* _What you are asked to do_
Pick out the lines below that include the string "Furniture".
--------------------------------------------------
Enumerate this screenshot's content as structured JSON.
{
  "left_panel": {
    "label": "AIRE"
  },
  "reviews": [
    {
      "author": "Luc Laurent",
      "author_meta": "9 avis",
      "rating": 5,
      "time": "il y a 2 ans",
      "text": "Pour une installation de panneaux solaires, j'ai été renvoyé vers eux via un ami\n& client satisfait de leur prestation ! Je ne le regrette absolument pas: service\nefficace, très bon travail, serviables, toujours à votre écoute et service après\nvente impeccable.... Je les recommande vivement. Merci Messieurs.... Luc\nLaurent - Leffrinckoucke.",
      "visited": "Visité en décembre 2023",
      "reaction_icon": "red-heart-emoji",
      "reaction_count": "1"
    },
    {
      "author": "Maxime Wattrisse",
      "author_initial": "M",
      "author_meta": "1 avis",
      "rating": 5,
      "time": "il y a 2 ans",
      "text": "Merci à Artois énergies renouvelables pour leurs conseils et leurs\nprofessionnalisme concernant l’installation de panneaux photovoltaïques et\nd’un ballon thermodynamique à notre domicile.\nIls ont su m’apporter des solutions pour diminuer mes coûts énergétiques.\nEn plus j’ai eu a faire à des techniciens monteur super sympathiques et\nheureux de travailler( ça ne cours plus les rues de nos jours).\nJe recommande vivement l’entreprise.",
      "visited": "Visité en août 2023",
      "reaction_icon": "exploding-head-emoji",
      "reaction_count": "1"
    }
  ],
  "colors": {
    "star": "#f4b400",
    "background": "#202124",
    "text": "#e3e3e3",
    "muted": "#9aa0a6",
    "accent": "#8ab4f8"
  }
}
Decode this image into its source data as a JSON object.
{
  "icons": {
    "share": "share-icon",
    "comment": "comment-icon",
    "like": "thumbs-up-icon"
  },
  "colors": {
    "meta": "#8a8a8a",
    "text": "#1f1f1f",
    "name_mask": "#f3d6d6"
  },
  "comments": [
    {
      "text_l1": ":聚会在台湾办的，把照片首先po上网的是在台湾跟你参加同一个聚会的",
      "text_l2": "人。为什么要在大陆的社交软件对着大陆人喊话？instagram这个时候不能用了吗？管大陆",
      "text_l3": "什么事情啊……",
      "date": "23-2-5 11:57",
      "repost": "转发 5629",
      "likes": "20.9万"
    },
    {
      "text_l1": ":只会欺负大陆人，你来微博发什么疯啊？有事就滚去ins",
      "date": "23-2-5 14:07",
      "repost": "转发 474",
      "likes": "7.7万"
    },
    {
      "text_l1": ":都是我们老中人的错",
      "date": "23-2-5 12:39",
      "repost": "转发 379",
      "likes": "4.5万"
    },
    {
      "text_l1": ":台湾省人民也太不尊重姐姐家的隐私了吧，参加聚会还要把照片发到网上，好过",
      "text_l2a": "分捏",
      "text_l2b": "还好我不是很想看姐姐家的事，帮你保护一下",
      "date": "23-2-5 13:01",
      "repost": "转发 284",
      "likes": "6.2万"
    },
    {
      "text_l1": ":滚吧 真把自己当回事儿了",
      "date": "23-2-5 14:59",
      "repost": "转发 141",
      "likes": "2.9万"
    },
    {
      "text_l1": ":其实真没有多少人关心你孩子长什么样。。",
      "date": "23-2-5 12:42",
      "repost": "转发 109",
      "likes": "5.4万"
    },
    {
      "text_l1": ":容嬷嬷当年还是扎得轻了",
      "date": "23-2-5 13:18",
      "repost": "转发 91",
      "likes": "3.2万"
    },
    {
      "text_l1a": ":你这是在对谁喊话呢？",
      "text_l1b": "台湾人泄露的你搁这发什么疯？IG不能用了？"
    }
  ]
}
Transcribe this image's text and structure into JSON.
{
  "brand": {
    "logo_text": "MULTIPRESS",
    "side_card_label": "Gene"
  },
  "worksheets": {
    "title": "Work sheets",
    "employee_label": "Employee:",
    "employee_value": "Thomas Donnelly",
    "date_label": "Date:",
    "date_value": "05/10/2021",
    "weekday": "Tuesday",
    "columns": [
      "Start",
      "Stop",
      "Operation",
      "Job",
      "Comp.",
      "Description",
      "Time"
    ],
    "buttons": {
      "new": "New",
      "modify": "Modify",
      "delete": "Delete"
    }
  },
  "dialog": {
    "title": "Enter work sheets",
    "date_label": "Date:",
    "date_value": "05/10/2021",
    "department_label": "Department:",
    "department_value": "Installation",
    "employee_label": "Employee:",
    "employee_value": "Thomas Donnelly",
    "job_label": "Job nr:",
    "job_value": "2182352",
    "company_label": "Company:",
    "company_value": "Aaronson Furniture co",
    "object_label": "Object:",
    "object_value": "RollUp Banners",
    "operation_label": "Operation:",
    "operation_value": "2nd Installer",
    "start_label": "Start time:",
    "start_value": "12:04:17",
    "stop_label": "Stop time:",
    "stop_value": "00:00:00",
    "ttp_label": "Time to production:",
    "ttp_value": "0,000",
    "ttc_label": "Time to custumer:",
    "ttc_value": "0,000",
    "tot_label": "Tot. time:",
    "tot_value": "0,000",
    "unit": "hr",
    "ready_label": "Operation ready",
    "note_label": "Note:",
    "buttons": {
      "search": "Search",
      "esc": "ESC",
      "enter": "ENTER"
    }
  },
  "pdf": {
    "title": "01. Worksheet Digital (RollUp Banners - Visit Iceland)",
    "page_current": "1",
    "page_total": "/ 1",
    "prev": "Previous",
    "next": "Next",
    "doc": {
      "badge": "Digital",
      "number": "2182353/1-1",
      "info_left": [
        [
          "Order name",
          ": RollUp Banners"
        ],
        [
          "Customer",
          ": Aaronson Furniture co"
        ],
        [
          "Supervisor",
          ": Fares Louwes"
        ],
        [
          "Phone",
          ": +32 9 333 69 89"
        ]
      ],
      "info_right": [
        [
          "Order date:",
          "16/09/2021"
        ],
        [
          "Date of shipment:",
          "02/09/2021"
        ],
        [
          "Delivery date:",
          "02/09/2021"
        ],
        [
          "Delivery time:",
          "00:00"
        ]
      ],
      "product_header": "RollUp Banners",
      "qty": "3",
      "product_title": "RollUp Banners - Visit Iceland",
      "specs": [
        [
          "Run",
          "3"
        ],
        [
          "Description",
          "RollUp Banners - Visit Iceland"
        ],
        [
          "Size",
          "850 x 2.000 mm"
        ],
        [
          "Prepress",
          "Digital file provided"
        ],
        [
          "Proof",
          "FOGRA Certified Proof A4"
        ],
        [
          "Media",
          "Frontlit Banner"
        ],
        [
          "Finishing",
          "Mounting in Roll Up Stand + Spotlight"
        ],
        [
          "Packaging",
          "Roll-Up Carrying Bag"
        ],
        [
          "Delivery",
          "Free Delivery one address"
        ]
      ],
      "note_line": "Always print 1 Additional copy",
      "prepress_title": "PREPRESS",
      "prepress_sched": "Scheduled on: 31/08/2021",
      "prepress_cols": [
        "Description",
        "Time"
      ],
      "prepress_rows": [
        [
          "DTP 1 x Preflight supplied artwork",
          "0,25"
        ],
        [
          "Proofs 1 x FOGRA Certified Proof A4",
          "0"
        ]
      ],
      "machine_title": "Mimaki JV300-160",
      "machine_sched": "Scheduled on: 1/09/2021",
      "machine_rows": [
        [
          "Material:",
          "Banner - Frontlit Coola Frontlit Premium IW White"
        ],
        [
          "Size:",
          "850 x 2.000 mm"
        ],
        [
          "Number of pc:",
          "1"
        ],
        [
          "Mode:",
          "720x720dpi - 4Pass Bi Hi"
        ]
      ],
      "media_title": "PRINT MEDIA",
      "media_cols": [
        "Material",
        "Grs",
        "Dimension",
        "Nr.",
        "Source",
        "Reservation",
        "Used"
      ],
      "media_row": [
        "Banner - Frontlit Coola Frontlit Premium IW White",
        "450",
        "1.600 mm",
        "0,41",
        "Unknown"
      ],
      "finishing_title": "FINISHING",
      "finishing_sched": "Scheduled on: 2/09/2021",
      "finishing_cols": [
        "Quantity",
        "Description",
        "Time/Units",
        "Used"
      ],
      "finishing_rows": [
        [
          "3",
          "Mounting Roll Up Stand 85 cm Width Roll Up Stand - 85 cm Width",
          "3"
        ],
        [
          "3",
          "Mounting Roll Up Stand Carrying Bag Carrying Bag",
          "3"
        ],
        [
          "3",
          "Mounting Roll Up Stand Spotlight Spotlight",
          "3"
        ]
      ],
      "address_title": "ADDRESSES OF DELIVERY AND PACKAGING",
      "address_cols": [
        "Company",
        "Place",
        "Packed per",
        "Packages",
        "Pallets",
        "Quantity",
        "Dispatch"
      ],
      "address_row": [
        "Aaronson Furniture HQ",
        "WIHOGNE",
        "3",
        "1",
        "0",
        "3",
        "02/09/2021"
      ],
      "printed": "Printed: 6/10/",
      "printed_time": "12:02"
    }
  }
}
--------------------------------------------------
* _Answer_
    "company_value": "Aaronson Furniture co",
          ": Aaronson Furniture co"
        "Aaronson Furniture HQ",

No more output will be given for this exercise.